▶ Activity list:
A - According to the primer text, which vector was the PCR product subcloned into?
B - Retype the primer text from "For DA095, the" up to and including "Japan) and sequenced.".

Exon | Template | Direction | Sequence |
---|---|---|---|
2–3 | gDNA | F | TTGGAAGCGTCTCATGCTG |
R | GTAGATGGGTGAAAAGAGCAG | ||
4 | gDNA | F | M13‐ACGTTCTGGTAAGGACAAGGG |
R | GAGGAATCCCAAAGTTCCAAAC | ||
5–6 | gDNA | F | M13‐GCCGTGTTCCAGTTGCTTTATC |
R | GCCACTGACAACCACCCTTA | ||
7 | gDNA | F | M13‐ACAGGTCTCCCCAAGGCGCAC |
R | CAGTGTGCAGGGTGGCAAGTG | ||
8–9 | gDNA | F | M13‐AAATGGGACAGGTAGGACC |
R | TGTTAGACTGGAAACTTTCCAC | ||
10 | gDNA | F | ACTTACTTCTCCCCCTCCTC |
R | M13‐GAATCCTATGGCTTTCCAACC | ||
11 | gDNA | F | CCTTCAAAGCATTGGTCAGG |
R | CCAAAACCCAAAATGGCAGG | ||
8–11 | cDNA | F | GCGCACAGAGGAAGAGAATC |
R | GGTAGACTGACCCTTTTTGGAC |
Abbreviations: M13‐ = the M13 forward primer sequence (GTAAAACGACGGCCAG) added to be used for sequencing.
For DA095, the only case with a mutation in intron 9, TA cloning and sequencing using the PCR product were performed in order to accurately determine the mutated sequence. Total RNA was extracted from the frozen samples using an RNeasy Mini Kit (Qiagen) according to the manufacturer's recommendations. First‐strand cDNA was synthesized from 500 ng of total RNA with Superscript III (Invitrogen Life Technologies, Carlsbad, CA, USA). PCR was performed using the primers located within exon 8 (forward) and 11 (reverse) that amplifies a part of the transcript with the condition mentioned above. The PCR product was subcloned into a pMD20‐T vector using the Mighty TA cloning kit (Takara Bio Inc., Tokyo, Japan) and sequenced.

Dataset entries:
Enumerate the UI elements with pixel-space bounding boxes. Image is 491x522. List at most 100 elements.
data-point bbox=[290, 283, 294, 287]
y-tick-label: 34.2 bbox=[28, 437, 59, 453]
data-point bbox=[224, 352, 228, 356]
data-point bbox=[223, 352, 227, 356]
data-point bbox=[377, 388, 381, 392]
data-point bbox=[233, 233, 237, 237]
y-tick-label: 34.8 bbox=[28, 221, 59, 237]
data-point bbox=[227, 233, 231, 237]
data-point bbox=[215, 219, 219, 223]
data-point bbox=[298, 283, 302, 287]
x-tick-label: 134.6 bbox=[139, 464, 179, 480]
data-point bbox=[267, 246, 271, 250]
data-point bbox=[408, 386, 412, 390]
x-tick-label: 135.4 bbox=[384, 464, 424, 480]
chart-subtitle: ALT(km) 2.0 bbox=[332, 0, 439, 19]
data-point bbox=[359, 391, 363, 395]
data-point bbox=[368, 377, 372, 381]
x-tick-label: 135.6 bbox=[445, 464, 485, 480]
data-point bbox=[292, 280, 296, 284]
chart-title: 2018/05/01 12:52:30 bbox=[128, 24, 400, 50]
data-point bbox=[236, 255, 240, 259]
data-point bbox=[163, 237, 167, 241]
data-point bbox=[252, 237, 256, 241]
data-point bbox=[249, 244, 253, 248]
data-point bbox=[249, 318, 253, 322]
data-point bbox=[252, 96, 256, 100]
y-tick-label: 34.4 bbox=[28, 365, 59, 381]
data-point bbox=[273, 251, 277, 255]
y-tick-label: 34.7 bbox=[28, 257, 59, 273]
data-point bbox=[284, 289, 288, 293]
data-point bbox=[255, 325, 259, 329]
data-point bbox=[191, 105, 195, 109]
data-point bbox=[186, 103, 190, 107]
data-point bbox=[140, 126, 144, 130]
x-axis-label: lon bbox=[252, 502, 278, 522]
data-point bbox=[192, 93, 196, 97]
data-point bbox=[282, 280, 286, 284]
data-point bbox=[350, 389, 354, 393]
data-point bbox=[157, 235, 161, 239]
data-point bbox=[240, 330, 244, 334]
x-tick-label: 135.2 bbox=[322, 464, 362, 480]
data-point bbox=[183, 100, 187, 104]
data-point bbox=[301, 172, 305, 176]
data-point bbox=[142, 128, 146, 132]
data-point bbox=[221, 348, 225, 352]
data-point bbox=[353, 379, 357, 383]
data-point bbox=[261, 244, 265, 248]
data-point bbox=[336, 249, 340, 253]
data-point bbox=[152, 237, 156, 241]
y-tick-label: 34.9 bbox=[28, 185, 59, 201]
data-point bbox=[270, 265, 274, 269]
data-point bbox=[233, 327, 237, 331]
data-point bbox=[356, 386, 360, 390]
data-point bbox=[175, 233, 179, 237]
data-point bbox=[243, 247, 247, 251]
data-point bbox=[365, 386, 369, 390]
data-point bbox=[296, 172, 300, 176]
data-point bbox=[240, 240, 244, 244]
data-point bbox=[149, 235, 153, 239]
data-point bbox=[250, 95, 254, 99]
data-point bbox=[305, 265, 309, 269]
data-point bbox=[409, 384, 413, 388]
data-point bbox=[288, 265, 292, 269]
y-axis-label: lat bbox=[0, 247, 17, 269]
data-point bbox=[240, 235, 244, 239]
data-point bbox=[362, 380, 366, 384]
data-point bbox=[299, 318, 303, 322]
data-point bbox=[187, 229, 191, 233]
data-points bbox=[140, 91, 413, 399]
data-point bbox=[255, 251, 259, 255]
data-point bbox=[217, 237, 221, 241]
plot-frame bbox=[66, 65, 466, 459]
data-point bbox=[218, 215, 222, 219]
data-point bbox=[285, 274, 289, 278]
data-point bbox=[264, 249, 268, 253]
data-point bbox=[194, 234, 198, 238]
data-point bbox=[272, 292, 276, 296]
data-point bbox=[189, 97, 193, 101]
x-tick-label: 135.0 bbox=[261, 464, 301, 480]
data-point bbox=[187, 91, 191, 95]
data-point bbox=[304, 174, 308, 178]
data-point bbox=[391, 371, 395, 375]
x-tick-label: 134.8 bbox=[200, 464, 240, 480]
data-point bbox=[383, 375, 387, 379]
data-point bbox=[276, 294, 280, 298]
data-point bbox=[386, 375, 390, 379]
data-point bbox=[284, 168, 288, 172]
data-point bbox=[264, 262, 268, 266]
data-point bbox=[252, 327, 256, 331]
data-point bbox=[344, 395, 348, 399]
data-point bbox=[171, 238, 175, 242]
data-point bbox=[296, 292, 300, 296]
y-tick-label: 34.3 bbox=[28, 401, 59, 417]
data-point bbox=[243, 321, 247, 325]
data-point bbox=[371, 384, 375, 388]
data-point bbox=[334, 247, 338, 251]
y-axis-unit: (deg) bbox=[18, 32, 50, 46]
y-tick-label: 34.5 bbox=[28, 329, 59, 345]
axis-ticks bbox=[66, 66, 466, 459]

▶ Task-by-task outputs:
A - A pMD20‐T vector.

B -
For DA095, the only case with a mutation in intron 9, TA cloning and sequencing using the PCR product were performed in order to accurately determine the mutated sequence. Total RNA was extracted from the frozen samples using an RNeasy Mini Kit (Qiagen) according to the manufacturer's recommendations. First‐strand cDNA was synthesized from 500 ng of total RNA with Superscript III (Invitrogen Life Technologies, Carlsbad, CA, USA). PCR was performed using the primers located within exon 8 (forward) and 11 (reverse) that amplifies a part of the transcript with the condition mentioned above. The PCR product was subcloned into a pMD20‐T vector using the Mighty TA cloning kit (Takara Bio Inc., Tokyo, Japan) and sequenced.